WHAT THE TASK REQUIRES: Below are some records; retype all of them exactly.

BEGIN WORKING DATA

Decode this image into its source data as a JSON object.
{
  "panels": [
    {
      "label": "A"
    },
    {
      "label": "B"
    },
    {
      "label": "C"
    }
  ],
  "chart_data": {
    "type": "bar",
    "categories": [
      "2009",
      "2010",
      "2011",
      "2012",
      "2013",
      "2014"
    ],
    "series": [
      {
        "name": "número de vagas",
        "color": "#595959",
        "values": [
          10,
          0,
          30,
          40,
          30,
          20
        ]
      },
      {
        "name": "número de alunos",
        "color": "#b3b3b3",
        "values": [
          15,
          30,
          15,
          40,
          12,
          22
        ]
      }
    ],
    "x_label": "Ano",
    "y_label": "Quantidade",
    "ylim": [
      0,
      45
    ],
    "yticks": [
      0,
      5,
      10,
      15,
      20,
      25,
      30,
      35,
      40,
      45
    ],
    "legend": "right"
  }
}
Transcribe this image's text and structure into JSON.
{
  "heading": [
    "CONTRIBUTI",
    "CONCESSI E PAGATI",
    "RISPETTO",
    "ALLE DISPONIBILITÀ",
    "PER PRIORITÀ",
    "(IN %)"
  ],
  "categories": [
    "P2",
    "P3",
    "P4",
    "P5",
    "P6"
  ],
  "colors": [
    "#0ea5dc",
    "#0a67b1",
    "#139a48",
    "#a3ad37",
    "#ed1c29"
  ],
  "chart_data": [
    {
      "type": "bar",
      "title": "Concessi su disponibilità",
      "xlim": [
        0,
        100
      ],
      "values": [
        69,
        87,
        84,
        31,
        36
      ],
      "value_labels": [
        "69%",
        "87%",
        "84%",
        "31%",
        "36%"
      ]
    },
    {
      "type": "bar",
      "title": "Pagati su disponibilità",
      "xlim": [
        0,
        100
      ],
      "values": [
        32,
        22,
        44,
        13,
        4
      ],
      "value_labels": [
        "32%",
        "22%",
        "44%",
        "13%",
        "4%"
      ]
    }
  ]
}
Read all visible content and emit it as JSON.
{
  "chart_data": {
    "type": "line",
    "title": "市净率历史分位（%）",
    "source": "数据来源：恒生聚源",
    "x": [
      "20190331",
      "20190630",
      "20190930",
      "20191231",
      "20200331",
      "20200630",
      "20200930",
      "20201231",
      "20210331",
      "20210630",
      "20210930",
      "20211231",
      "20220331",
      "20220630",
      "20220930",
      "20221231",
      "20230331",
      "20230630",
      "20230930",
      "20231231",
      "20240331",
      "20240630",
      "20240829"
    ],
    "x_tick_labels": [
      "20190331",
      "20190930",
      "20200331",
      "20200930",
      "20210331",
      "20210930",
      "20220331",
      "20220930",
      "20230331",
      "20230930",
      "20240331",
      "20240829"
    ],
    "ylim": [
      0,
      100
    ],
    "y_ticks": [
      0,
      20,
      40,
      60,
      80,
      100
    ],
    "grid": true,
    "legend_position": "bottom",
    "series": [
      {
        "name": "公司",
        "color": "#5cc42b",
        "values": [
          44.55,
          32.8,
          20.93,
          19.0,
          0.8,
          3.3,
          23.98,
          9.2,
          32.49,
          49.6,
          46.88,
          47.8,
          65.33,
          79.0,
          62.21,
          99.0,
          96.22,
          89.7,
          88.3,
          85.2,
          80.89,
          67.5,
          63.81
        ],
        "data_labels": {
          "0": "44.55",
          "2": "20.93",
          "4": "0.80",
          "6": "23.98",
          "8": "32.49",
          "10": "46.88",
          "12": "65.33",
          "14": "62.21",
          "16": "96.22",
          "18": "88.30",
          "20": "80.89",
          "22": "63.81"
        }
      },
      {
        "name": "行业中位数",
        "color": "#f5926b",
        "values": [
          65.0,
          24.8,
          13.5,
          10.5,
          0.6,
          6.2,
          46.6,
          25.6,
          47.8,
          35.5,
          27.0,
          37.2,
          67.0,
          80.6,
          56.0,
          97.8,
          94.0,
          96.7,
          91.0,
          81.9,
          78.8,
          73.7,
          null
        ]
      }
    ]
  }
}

END WORKING DATA

COMPLETE OUTPUT:
Decode this image into its source data as a JSON object.
{
  "panels": [
    {
      "label": "A"
    },
    {
      "label": "B"
    },
    {
      "label": "C"
    }
  ],
  "chart_data": {
    "type": "bar",
    "categories": [
      "2009",
      "2010",
      "2011",
      "2012",
      "2013",
      "2014"
    ],
    "series": [
      {
        "name": "número de vagas",
        "color": "#595959",
        "values": [
          10,
          0,
          30,
          40,
          30,
          20
        ]
      },
      {
        "name": "número de alunos",
        "color": "#b3b3b3",
        "values": [
          15,
          30,
          15,
          40,
          12,
          22
        ]
      }
    ],
    "x_label": "Ano",
    "y_label": "Quantidade",
    "ylim": [
      0,
      45
    ],
    "yticks": [
      0,
      5,
      10,
      15,
      20,
      25,
      30,
      35,
      40,
      45
    ],
    "legend": "right"
  }
}
Transcribe this image's text and structure into JSON.
{
  "heading": [
    "CONTRIBUTI",
    "CONCESSI E PAGATI",
    "RISPETTO",
    "ALLE DISPONIBILITÀ",
    "PER PRIORITÀ",
    "(IN %)"
  ],
  "categories": [
    "P2",
    "P3",
    "P4",
    "P5",
    "P6"
  ],
  "colors": [
    "#0ea5dc",
    "#0a67b1",
    "#139a48",
    "#a3ad37",
    "#ed1c29"
  ],
  "chart_data": [
    {
      "type": "bar",
      "title": "Concessi su disponibilità",
      "xlim": [
        0,
        100
      ],
      "values": [
        69,
        87,
        84,
        31,
        36
      ],
      "value_labels": [
        "69%",
        "87%",
        "84%",
        "31%",
        "36%"
      ]
    },
    {
      "type": "bar",
      "title": "Pagati su disponibilità",
      "xlim": [
        0,
        100
      ],
      "values": [
        32,
        22,
        44,
        13,
        4
      ],
      "value_labels": [
        "32%",
        "22%",
        "44%",
        "13%",
        "4%"
      ]
    }
  ]
}
Read all visible content and emit it as JSON.
{
  "chart_data": {
    "type": "line",
    "title": "市净率历史分位（%）",
    "source": "数据来源：恒生聚源",
    "x": [
      "20190331",
      "20190630",
      "20190930",
      "20191231",
      "20200331",
      "20200630",
      "20200930",
      "20201231",
      "20210331",
      "20210630",
      "20210930",
      "20211231",
      "20220331",
      "20220630",
      "20220930",
      "20221231",
      "20230331",
      "20230630",
      "20230930",
      "20231231",
      "20240331",
      "20240630",
      "20240829"
    ],
    "x_tick_labels": [
      "20190331",
      "20190930",
      "20200331",
      "20200930",
      "20210331",
      "20210930",
      "20220331",
      "20220930",
      "20230331",
      "20230930",
      "20240331",
      "20240829"
    ],
    "ylim": [
      0,
      100
    ],
    "y_ticks": [
      0,
      20,
      40,
      60,
      80,
      100
    ],
    "grid": true,
    "legend_position": "bottom",
    "series": [
      {
        "name": "公司",
        "color": "#5cc42b",
        "values": [
          44.55,
          32.8,
          20.93,
          19.0,
          0.8,
          3.3,
          23.98,
          9.2,
          32.49,
          49.6,
          46.88,
          47.8,
          65.33,
          79.0,
          62.21,
          99.0,
          96.22,
          89.7,
          88.3,
          85.2,
          80.89,
          67.5,
          63.81
        ],
        "data_labels": {
          "0": "44.55",
          "2": "20.93",
          "4": "0.80",
          "6": "23.98",
          "8": "32.49",
          "10": "46.88",
          "12": "65.33",
          "14": "62.21",
          "16": "96.22",
          "18": "88.30",
          "20": "80.89",
          "22": "63.81"
        }
      },
      {
        "name": "行业中位数",
        "color": "#f5926b",
        "values": [
          65.0,
          24.8,
          13.5,
          10.5,
          0.6,
          6.2,
          46.6,
          25.6,
          47.8,
          35.5,
          27.0,
          37.2,
          67.0,
          80.6,
          56.0,
          97.8,
          94.0,
          96.7,
          91.0,
          81.9,
          78.8,
          73.7,
          null
        ]
      }
    ]
  }
}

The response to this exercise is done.